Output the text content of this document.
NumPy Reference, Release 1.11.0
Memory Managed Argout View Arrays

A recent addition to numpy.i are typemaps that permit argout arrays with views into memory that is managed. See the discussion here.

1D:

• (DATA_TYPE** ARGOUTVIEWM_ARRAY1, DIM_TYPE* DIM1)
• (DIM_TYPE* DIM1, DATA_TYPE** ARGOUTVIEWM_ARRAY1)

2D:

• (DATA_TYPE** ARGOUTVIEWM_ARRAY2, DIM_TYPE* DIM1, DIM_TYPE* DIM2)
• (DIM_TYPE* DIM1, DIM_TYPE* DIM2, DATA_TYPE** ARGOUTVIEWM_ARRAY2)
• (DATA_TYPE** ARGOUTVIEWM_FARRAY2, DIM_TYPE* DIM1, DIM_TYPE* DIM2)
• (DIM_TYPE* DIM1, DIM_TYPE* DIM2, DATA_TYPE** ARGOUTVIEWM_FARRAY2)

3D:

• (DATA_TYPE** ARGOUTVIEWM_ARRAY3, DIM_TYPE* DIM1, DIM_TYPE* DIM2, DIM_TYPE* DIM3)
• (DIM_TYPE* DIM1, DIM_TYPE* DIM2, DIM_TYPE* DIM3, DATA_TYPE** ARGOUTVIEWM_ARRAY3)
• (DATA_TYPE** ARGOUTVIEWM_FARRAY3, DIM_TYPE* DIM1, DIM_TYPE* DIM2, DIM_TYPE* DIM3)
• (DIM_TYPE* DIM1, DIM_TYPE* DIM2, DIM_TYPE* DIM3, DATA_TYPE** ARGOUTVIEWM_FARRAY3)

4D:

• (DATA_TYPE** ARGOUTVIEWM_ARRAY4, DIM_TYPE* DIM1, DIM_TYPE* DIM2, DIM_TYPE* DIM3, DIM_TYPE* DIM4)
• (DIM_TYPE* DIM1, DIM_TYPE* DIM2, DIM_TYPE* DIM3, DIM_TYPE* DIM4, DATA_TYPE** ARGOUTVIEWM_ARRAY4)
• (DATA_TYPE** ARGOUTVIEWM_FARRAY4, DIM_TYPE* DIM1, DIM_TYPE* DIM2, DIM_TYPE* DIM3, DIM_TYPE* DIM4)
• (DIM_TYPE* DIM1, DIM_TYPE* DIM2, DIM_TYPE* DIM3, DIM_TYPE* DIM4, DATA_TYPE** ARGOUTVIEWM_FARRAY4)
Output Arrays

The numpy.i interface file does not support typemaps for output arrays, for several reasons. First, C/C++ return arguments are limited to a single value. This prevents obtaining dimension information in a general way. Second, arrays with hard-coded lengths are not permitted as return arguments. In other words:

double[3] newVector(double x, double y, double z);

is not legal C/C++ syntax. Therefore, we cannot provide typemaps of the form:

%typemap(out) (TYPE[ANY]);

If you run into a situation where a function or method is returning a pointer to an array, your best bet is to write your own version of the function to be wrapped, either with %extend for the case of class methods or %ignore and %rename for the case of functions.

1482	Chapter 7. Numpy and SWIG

· · · · · · ·

Description of the task:
Take every line that includes the string "with" and copy it.

Solution to this task:
A recent addition to numpy.i are typemaps that permit argout arrays with views into memory that is managed. See the discussion here.
The numpy.i interface file does not support typemaps for output arrays, for several reasons. First, C/C++ return arguments are limited to a single value. This prevents obtaining dimension information in a general way. Second, arrays with hard-coded lengths are not permitted as return arguments. In other words:
If you run into a situation where a function or method is returning a pointer to an array, your best bet is to write your own version of the function to be wrapped, either with %extend for the case of class methods or %ignore and %rename for the case of functions.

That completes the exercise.